WHAT IS EXPECTED → Copy every record below exactly.

RECORDS PROVIDED →
....................

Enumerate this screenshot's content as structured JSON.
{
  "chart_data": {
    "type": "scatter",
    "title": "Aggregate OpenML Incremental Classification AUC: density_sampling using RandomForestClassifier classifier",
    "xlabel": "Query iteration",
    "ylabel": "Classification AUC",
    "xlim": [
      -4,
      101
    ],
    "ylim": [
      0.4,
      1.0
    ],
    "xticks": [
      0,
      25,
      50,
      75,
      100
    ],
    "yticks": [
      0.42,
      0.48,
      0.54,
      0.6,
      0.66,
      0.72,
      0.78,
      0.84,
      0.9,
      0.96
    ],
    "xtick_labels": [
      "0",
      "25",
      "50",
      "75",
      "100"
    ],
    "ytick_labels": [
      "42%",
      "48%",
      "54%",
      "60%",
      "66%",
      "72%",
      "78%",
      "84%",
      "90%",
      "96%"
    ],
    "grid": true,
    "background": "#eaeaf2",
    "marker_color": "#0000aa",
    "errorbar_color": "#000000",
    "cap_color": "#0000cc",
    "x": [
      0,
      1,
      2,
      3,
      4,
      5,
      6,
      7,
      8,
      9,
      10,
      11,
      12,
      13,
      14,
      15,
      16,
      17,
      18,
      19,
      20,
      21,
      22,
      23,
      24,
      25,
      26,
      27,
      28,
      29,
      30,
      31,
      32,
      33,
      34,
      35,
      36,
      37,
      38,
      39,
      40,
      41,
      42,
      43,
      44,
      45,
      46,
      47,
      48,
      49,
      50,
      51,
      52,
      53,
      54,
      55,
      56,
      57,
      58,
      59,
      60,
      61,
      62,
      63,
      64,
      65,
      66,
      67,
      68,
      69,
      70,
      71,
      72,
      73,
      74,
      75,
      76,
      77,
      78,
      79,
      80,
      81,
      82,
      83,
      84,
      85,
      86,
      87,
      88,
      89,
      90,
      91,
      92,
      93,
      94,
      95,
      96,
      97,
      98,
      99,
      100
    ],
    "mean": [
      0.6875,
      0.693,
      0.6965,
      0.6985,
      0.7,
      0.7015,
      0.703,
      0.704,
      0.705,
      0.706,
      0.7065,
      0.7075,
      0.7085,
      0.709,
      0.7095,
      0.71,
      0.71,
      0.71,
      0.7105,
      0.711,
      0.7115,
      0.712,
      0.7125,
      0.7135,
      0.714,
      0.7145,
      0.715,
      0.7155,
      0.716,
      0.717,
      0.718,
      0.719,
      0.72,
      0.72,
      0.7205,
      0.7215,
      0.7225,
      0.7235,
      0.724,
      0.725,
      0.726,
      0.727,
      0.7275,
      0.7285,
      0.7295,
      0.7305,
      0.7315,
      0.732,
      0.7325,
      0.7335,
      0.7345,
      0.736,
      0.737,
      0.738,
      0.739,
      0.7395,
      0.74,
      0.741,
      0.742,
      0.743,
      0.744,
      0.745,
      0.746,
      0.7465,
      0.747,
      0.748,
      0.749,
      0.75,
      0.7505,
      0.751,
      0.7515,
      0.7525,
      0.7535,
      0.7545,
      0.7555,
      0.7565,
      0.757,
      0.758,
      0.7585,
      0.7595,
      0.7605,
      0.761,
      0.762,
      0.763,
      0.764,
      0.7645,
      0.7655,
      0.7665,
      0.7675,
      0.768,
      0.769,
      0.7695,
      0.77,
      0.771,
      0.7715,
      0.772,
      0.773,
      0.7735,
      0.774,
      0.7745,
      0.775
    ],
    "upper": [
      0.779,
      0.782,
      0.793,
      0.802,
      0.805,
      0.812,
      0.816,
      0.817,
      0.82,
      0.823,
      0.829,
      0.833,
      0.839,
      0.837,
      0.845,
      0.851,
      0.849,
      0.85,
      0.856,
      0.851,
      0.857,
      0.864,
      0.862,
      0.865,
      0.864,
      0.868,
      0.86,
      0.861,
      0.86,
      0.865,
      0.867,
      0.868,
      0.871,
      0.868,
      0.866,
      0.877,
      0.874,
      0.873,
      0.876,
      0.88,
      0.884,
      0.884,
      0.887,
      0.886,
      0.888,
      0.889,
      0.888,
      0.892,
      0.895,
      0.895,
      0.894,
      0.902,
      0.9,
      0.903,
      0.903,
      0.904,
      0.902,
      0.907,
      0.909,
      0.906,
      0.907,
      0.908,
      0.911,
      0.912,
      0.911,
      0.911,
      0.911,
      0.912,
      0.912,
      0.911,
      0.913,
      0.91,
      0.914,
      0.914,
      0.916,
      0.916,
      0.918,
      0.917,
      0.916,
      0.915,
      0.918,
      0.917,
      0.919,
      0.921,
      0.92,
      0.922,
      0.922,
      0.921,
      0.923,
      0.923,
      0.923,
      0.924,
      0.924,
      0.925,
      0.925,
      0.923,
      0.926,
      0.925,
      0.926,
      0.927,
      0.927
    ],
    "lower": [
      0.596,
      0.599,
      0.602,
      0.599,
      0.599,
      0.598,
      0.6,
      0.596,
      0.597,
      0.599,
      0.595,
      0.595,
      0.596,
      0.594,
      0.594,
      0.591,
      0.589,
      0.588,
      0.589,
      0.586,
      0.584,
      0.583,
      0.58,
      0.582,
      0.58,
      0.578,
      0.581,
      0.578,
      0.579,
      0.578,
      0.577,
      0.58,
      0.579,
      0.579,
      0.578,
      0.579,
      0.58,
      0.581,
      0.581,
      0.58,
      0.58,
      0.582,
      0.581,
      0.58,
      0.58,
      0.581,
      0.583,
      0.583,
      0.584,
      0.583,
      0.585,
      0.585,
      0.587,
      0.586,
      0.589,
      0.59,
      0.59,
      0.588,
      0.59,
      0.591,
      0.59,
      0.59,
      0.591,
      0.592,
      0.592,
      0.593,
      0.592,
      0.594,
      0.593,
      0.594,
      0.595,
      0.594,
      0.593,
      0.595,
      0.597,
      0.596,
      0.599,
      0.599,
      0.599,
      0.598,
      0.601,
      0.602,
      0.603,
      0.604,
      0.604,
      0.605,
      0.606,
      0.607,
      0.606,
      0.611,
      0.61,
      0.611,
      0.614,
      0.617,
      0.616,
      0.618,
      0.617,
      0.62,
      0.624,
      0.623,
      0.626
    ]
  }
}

....................

SOLUTION TO THE EXERCISE →
Enumerate this screenshot's content as structured JSON.
{
  "chart_data": {
    "type": "scatter",
    "title": "Aggregate OpenML Incremental Classification AUC: density_sampling using RandomForestClassifier classifier",
    "xlabel": "Query iteration",
    "ylabel": "Classification AUC",
    "xlim": [
      -4,
      101
    ],
    "ylim": [
      0.4,
      1.0
    ],
    "xticks": [
      0,
      25,
      50,
      75,
      100
    ],
    "yticks": [
      0.42,
      0.48,
      0.54,
      0.6,
      0.66,
      0.72,
      0.78,
      0.84,
      0.9,
      0.96
    ],
    "xtick_labels": [
      "0",
      "25",
      "50",
      "75",
      "100"
    ],
    "ytick_labels": [
      "42%",
      "48%",
      "54%",
      "60%",
      "66%",
      "72%",
      "78%",
      "84%",
      "90%",
      "96%"
    ],
    "grid": true,
    "background": "#eaeaf2",
    "marker_color": "#0000aa",
    "errorbar_color": "#000000",
    "cap_color": "#0000cc",
    "x": [
      0,
      1,
      2,
      3,
      4,
      5,
      6,
      7,
      8,
      9,
      10,
      11,
      12,
      13,
      14,
      15,
      16,
      17,
      18,
      19,
      20,
      21,
      22,
      23,
      24,
      25,
      26,
      27,
      28,
      29,
      30,
      31,
      32,
      33,
      34,
      35,
      36,
      37,
      38,
      39,
      40,
      41,
      42,
      43,
      44,
      45,
      46,
      47,
      48,
      49,
      50,
      51,
      52,
      53,
      54,
      55,
      56,
      57,
      58,
      59,
      60,
      61,
      62,
      63,
      64,
      65,
      66,
      67,
      68,
      69,
      70,
      71,
      72,
      73,
      74,
      75,
      76,
      77,
      78,
      79,
      80,
      81,
      82,
      83,
      84,
      85,
      86,
      87,
      88,
      89,
      90,
      91,
      92,
      93,
      94,
      95,
      96,
      97,
      98,
      99,
      100
    ],
    "mean": [
      0.6875,
      0.693,
      0.6965,
      0.6985,
      0.7,
      0.7015,
      0.703,
      0.704,
      0.705,
      0.706,
      0.7065,
      0.7075,
      0.7085,
      0.709,
      0.7095,
      0.71,
      0.71,
      0.71,
      0.7105,
      0.711,
      0.7115,
      0.712,
      0.7125,
      0.7135,
      0.714,
      0.7145,
      0.715,
      0.7155,
      0.716,
      0.717,
      0.718,
      0.719,
      0.72,
      0.72,
      0.7205,
      0.7215,
      0.7225,
      0.7235,
      0.724,
      0.725,
      0.726,
      0.727,
      0.7275,
      0.7285,
      0.7295,
      0.7305,
      0.7315,
      0.732,
      0.7325,
      0.7335,
      0.7345,
      0.736,
      0.737,
      0.738,
      0.739,
      0.7395,
      0.74,
      0.741,
      0.742,
      0.743,
      0.744,
      0.745,
      0.746,
      0.7465,
      0.747,
      0.748,
      0.749,
      0.75,
      0.7505,
      0.751,
      0.7515,
      0.7525,
      0.7535,
      0.7545,
      0.7555,
      0.7565,
      0.757,
      0.758,
      0.7585,
      0.7595,
      0.7605,
      0.761,
      0.762,
      0.763,
      0.764,
      0.7645,
      0.7655,
      0.7665,
      0.7675,
      0.768,
      0.769,
      0.7695,
      0.77,
      0.771,
      0.7715,
      0.772,
      0.773,
      0.7735,
      0.774,
      0.7745,
      0.775
    ],
    "upper": [
      0.779,
      0.782,
      0.793,
      0.802,
      0.805,
      0.812,
      0.816,
      0.817,
      0.82,
      0.823,
      0.829,
      0.833,
      0.839,
      0.837,
      0.845,
      0.851,
      0.849,
      0.85,
      0.856,
      0.851,
      0.857,
      0.864,
      0.862,
      0.865,
      0.864,
      0.868,
      0.86,
      0.861,
      0.86,
      0.865,
      0.867,
      0.868,
      0.871,
      0.868,
      0.866,
      0.877,
      0.874,
      0.873,
      0.876,
      0.88,
      0.884,
      0.884,
      0.887,
      0.886,
      0.888,
      0.889,
      0.888,
      0.892,
      0.895,
      0.895,
      0.894,
      0.902,
      0.9,
      0.903,
      0.903,
      0.904,
      0.902,
      0.907,
      0.909,
      0.906,
      0.907,
      0.908,
      0.911,
      0.912,
      0.911,
      0.911,
      0.911,
      0.912,
      0.912,
      0.911,
      0.913,
      0.91,
      0.914,
      0.914,
      0.916,
      0.916,
      0.918,
      0.917,
      0.916,
      0.915,
      0.918,
      0.917,
      0.919,
      0.921,
      0.92,
      0.922,
      0.922,
      0.921,
      0.923,
      0.923,
      0.923,
      0.924,
      0.924,
      0.925,
      0.925,
      0.923,
      0.926,
      0.925,
      0.926,
      0.927,
      0.927
    ],
    "lower": [
      0.596,
      0.599,
      0.602,
      0.599,
      0.599,
      0.598,
      0.6,
      0.596,
      0.597,
      0.599,
      0.595,
      0.595,
      0.596,
      0.594,
      0.594,
      0.591,
      0.589,
      0.588,
      0.589,
      0.586,
      0.584,
      0.583,
      0.58,
      0.582,
      0.58,
      0.578,
      0.581,
      0.578,
      0.579,
      0.578,
      0.577,
      0.58,
      0.579,
      0.579,
      0.578,
      0.579,
      0.58,
      0.581,
      0.581,
      0.58,
      0.58,
      0.582,
      0.581,
      0.58,
      0.58,
      0.581,
      0.583,
      0.583,
      0.584,
      0.583,
      0.585,
      0.585,
      0.587,
      0.586,
      0.589,
      0.59,
      0.59,
      0.588,
      0.59,
      0.591,
      0.59,
      0.59,
      0.591,
      0.592,
      0.592,
      0.593,
      0.592,
      0.594,
      0.593,
      0.594,
      0.595,
      0.594,
      0.593,
      0.595,
      0.597,
      0.596,
      0.599,
      0.599,
      0.599,
      0.598,
      0.601,
      0.602,
      0.603,
      0.604,
      0.604,
      0.605,
      0.606,
      0.607,
      0.606,
      0.611,
      0.61,
      0.611,
      0.614,
      0.617,
      0.616,
      0.618,
      0.617,
      0.62,
      0.624,
      0.623,
      0.626
    ]
  }
}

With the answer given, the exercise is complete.